- [Stored records]:
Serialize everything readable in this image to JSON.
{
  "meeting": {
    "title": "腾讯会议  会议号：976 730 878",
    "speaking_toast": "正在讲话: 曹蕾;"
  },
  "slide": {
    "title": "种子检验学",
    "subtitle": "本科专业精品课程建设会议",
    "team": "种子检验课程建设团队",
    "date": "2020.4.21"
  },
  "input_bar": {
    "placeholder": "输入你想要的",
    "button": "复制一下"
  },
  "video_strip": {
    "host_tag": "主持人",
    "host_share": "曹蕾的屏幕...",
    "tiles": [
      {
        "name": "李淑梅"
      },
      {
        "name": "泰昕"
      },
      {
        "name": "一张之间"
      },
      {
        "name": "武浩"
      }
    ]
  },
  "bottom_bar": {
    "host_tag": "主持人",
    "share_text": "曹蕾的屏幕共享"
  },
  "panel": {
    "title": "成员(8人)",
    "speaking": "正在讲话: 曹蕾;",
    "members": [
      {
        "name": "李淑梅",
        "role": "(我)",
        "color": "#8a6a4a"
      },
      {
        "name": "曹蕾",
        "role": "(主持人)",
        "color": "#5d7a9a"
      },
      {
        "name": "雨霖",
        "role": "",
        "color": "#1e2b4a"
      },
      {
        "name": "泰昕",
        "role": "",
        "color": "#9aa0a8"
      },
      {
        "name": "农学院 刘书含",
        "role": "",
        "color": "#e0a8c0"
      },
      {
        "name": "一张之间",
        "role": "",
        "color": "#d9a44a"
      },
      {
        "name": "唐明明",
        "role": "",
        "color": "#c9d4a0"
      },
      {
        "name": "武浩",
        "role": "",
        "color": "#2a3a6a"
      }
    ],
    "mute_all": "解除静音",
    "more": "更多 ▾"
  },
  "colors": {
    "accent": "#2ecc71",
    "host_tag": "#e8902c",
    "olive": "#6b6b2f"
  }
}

- [Instruction]:
Quote every line of the data, word for word.

- [Solved exercise]:
Serialize everything readable in this image to JSON.
{
  "meeting": {
    "title": "腾讯会议  会议号：976 730 878",
    "speaking_toast": "正在讲话: 曹蕾;"
  },
  "slide": {
    "title": "种子检验学",
    "subtitle": "本科专业精品课程建设会议",
    "team": "种子检验课程建设团队",
    "date": "2020.4.21"
  },
  "input_bar": {
    "placeholder": "输入你想要的",
    "button": "复制一下"
  },
  "video_strip": {
    "host_tag": "主持人",
    "host_share": "曹蕾的屏幕...",
    "tiles": [
      {
        "name": "李淑梅"
      },
      {
        "name": "泰昕"
      },
      {
        "name": "一张之间"
      },
      {
        "name": "武浩"
      }
    ]
  },
  "bottom_bar": {
    "host_tag": "主持人",
    "share_text": "曹蕾的屏幕共享"
  },
  "panel": {
    "title": "成员(8人)",
    "speaking": "正在讲话: 曹蕾;",
    "members": [
      {
        "name": "李淑梅",
        "role": "(我)",
        "color": "#8a6a4a"
      },
      {
        "name": "曹蕾",
        "role": "(主持人)",
        "color": "#5d7a9a"
      },
      {
        "name": "雨霖",
        "role": "",
        "color": "#1e2b4a"
      },
      {
        "name": "泰昕",
        "role": "",
        "color": "#9aa0a8"
      },
      {
        "name": "农学院 刘书含",
        "role": "",
        "color": "#e0a8c0"
      },
      {
        "name": "一张之间",
        "role": "",
        "color": "#d9a44a"
      },
      {
        "name": "唐明明",
        "role": "",
        "color": "#c9d4a0"
      },
      {
        "name": "武浩",
        "role": "",
        "color": "#2a3a6a"
      }
    ],
    "mute_all": "解除静音",
    "more": "更多 ▾"
  },
  "colors": {
    "accent": "#2ecc71",
    "host_tag": "#e8902c",
    "olive": "#6b6b2f"
  }
}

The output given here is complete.